PROBLEM REQUIREMENTS
Reproduce the records below in their entirety, character for character.
[start AVAILABLE DATA]
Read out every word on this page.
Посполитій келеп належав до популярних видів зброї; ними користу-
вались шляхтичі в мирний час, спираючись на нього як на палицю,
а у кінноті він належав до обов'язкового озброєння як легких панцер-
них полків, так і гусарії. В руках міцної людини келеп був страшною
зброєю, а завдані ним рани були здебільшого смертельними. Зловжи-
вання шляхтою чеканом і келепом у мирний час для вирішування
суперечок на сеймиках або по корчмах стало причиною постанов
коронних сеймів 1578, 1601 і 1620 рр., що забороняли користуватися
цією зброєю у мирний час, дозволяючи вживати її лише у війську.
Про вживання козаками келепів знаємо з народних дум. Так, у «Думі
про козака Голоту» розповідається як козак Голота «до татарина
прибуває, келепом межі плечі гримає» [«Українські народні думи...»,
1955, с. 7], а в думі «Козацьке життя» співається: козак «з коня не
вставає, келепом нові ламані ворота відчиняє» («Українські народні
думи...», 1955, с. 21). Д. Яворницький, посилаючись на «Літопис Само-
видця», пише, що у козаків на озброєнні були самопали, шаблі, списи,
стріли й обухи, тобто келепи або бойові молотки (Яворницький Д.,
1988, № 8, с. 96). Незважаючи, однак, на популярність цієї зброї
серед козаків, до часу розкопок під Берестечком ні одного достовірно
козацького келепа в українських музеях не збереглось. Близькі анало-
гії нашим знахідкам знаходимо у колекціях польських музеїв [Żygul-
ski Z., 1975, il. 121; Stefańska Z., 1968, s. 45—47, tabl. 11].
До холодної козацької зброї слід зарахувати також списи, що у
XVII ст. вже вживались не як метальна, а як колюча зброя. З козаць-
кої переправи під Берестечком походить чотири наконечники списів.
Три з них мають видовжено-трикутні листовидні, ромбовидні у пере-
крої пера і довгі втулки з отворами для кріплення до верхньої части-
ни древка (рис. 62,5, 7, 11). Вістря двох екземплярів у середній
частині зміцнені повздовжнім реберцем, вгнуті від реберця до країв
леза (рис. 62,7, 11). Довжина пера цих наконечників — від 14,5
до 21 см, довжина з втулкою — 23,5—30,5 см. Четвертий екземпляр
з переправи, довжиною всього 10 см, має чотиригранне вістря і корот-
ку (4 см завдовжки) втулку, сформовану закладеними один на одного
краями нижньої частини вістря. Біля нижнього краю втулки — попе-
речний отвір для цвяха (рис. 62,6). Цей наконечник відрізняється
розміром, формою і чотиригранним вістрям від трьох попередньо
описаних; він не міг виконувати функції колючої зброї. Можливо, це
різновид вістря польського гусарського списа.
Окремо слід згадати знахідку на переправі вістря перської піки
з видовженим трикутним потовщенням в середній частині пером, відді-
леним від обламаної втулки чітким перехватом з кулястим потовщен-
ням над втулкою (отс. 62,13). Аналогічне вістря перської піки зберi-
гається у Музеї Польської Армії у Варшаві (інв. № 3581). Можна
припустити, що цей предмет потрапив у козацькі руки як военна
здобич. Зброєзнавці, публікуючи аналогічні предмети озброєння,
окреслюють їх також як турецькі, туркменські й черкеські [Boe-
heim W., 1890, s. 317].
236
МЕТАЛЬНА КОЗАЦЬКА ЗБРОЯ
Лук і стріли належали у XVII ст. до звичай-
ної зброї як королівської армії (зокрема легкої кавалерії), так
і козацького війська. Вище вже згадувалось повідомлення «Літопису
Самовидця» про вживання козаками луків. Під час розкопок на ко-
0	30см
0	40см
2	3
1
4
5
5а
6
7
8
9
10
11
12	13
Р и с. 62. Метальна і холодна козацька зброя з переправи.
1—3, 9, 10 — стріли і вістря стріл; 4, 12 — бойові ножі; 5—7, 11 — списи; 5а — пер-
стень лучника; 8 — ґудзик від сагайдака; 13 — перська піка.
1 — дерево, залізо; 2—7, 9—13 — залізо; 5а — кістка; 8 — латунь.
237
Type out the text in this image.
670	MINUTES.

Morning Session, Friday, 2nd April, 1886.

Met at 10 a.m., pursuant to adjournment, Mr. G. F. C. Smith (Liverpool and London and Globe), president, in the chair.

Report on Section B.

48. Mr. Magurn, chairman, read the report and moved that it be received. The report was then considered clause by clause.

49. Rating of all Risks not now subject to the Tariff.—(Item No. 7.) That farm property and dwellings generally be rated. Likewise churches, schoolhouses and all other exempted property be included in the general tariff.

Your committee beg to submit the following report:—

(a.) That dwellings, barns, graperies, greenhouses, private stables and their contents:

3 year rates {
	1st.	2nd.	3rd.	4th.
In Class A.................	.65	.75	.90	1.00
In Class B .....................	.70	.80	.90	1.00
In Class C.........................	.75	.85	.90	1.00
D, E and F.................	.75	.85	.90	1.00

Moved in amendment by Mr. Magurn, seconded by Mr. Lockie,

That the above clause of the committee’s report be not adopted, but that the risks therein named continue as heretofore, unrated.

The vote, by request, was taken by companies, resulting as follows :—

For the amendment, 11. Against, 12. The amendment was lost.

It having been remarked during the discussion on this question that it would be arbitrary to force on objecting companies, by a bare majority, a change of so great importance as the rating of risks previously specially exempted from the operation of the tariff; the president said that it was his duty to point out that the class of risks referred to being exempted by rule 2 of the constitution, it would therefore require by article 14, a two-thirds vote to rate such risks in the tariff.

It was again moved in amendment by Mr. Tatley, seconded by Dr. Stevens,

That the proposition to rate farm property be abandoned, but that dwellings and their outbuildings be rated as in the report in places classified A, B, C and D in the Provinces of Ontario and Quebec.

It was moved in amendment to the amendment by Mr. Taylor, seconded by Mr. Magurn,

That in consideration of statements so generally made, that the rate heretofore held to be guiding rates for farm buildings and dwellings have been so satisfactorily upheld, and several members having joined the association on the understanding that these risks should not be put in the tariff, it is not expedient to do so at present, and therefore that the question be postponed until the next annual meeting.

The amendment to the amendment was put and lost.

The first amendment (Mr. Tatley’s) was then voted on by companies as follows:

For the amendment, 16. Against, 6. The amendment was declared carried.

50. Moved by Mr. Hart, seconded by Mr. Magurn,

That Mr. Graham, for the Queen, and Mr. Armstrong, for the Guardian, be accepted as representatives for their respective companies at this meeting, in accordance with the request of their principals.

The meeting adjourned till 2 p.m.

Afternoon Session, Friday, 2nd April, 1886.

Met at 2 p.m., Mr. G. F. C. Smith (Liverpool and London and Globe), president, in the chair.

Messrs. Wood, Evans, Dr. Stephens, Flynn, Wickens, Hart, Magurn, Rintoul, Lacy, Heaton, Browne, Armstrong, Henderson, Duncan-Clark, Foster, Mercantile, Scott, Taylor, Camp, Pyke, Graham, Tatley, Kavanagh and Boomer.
[end AVAILABLE DATA]
ANSWER TO THIS PROBLEM
Read out every word on this page.
Посполитій келеп належав до популярних видів зброї; ними користу-
вались шляхтичі в мирний час, спираючись на нього як на палицю,
а у кінноті він належав до обов'язкового озброєння як легких панцер-
них полків, так і гусарії. В руках міцної людини келеп був страшною
зброєю, а завдані ним рани були здебільшого смертельними. Зловжи-
вання шляхтою чеканом і келепом у мирний час для вирішування
суперечок на сеймиках або по корчмах стало причиною постанов
коронних сеймів 1578, 1601 і 1620 рр., що забороняли користуватися
цією зброєю у мирний час, дозволяючи вживати її лише у війську.
Про вживання козаками келепів знаємо з народних дум. Так, у «Думі
про козака Голоту» розповідається як козак Голота «до татарина
прибуває, келепом межі плечі гримає» [«Українські народні думи...»,
1955, с. 7], а в думі «Козацьке життя» співається: козак «з коня не
вставає, келепом нові ламані ворота відчиняє» («Українські народні
думи...», 1955, с. 21). Д. Яворницький, посилаючись на «Літопис Само-
видця», пише, що у козаків на озброєнні були самопали, шаблі, списи,
стріли й обухи, тобто келепи або бойові молотки (Яворницький Д.,
1988, № 8, с. 96). Незважаючи, однак, на популярність цієї зброї
серед козаків, до часу розкопок під Берестечком ні одного достовірно
козацького келепа в українських музеях не збереглось. Близькі анало-
гії нашим знахідкам знаходимо у колекціях польських музеїв [Żygul-
ski Z., 1975, il. 121; Stefańska Z., 1968, s. 45—47, tabl. 11].
До холодної козацької зброї слід зарахувати також списи, що у
XVII ст. вже вживались не як метальна, а як колюча зброя. З козаць-
кої переправи під Берестечком походить чотири наконечники списів.
Три з них мають видовжено-трикутні листовидні, ромбовидні у пере-
крої пера і довгі втулки з отворами для кріплення до верхньої части-
ни древка (рис. 62,5, 7, 11). Вістря двох екземплярів у середній
частині зміцнені повздовжнім реберцем, вгнуті від реберця до країв
леза (рис. 62,7, 11). Довжина пера цих наконечників — від 14,5
до 21 см, довжина з втулкою — 23,5—30,5 см. Четвертий екземпляр
з переправи, довжиною всього 10 см, має чотиригранне вістря і корот-
ку (4 см завдовжки) втулку, сформовану закладеними один на одного
краями нижньої частини вістря. Біля нижнього краю втулки — попе-
речний отвір для цвяха (рис. 62,6). Цей наконечник відрізняється
розміром, формою і чотиригранним вістрям від трьох попередньо
описаних; він не міг виконувати функції колючої зброї. Можливо, це
різновид вістря польського гусарського списа.
Окремо слід згадати знахідку на переправі вістря перської піки
з видовженим трикутним потовщенням в середній частині пером, відді-
леним від обламаної втулки чітким перехватом з кулястим потовщен-
ням над втулкою (отс. 62,13). Аналогічне вістря перської піки зберi-
гається у Музеї Польської Армії у Варшаві (інв. № 3581). Можна
припустити, що цей предмет потрапив у козацькі руки як военна
здобич. Зброєзнавці, публікуючи аналогічні предмети озброєння,
окреслюють їх також як турецькі, туркменські й черкеські [Boe-
heim W., 1890, s. 317].
236
МЕТАЛЬНА КОЗАЦЬКА ЗБРОЯ
Лук і стріли належали у XVII ст. до звичай-
ної зброї як королівської армії (зокрема легкої кавалерії), так
і козацького війська. Вище вже згадувалось повідомлення «Літопису
Самовидця» про вживання козаками луків. Під час розкопок на ко-
0	30см
0	40см
2	3
1
4
5
5а
6
7
8
9
10
11
12	13
Р и с. 62. Метальна і холодна козацька зброя з переправи.
1—3, 9, 10 — стріли і вістря стріл; 4, 12 — бойові ножі; 5—7, 11 — списи; 5а — пер-
стень лучника; 8 — ґудзик від сагайдака; 13 — перська піка.
1 — дерево, залізо; 2—7, 9—13 — залізо; 5а — кістка; 8 — латунь.
237
Type out the text in this image.
670	MINUTES.

Morning Session, Friday, 2nd April, 1886.

Met at 10 a.m., pursuant to adjournment, Mr. G. F. C. Smith (Liverpool and London and Globe), president, in the chair.

Report on Section B.

48. Mr. Magurn, chairman, read the report and moved that it be received. The report was then considered clause by clause.

49. Rating of all Risks not now subject to the Tariff.—(Item No. 7.) That farm property and dwellings generally be rated. Likewise churches, schoolhouses and all other exempted property be included in the general tariff.

Your committee beg to submit the following report:—

(a.) That dwellings, barns, graperies, greenhouses, private stables and their contents:

3 year rates {
	1st.	2nd.	3rd.	4th.
In Class A.................	.65	.75	.90	1.00
In Class B .....................	.70	.80	.90	1.00
In Class C.........................	.75	.85	.90	1.00
D, E and F.................	.75	.85	.90	1.00

Moved in amendment by Mr. Magurn, seconded by Mr. Lockie,

That the above clause of the committee’s report be not adopted, but that the risks therein named continue as heretofore, unrated.

The vote, by request, was taken by companies, resulting as follows :—

For the amendment, 11. Against, 12. The amendment was lost.

It having been remarked during the discussion on this question that it would be arbitrary to force on objecting companies, by a bare majority, a change of so great importance as the rating of risks previously specially exempted from the operation of the tariff; the president said that it was his duty to point out that the class of risks referred to being exempted by rule 2 of the constitution, it would therefore require by article 14, a two-thirds vote to rate such risks in the tariff.

It was again moved in amendment by Mr. Tatley, seconded by Dr. Stevens,

That the proposition to rate farm property be abandoned, but that dwellings and their outbuildings be rated as in the report in places classified A, B, C and D in the Provinces of Ontario and Quebec.

It was moved in amendment to the amendment by Mr. Taylor, seconded by Mr. Magurn,

That in consideration of statements so generally made, that the rate heretofore held to be guiding rates for farm buildings and dwellings have been so satisfactorily upheld, and several members having joined the association on the understanding that these risks should not be put in the tariff, it is not expedient to do so at present, and therefore that the question be postponed until the next annual meeting.

The amendment to the amendment was put and lost.

The first amendment (Mr. Tatley’s) was then voted on by companies as follows:

For the amendment, 16. Against, 6. The amendment was declared carried.

50. Moved by Mr. Hart, seconded by Mr. Magurn,

That Mr. Graham, for the Queen, and Mr. Armstrong, for the Guardian, be accepted as representatives for their respective companies at this meeting, in accordance with the request of their principals.

The meeting adjourned till 2 p.m.

Afternoon Session, Friday, 2nd April, 1886.

Met at 2 p.m., Mr. G. F. C. Smith (Liverpool and London and Globe), president, in the chair.

Messrs. Wood, Evans, Dr. Stephens, Flynn, Wickens, Hart, Magurn, Rintoul, Lacy, Heaton, Browne, Armstrong, Henderson, Duncan-Clark, Foster, Mercantile, Scott, Taylor, Camp, Pyke, Graham, Tatley, Kavanagh and Boomer.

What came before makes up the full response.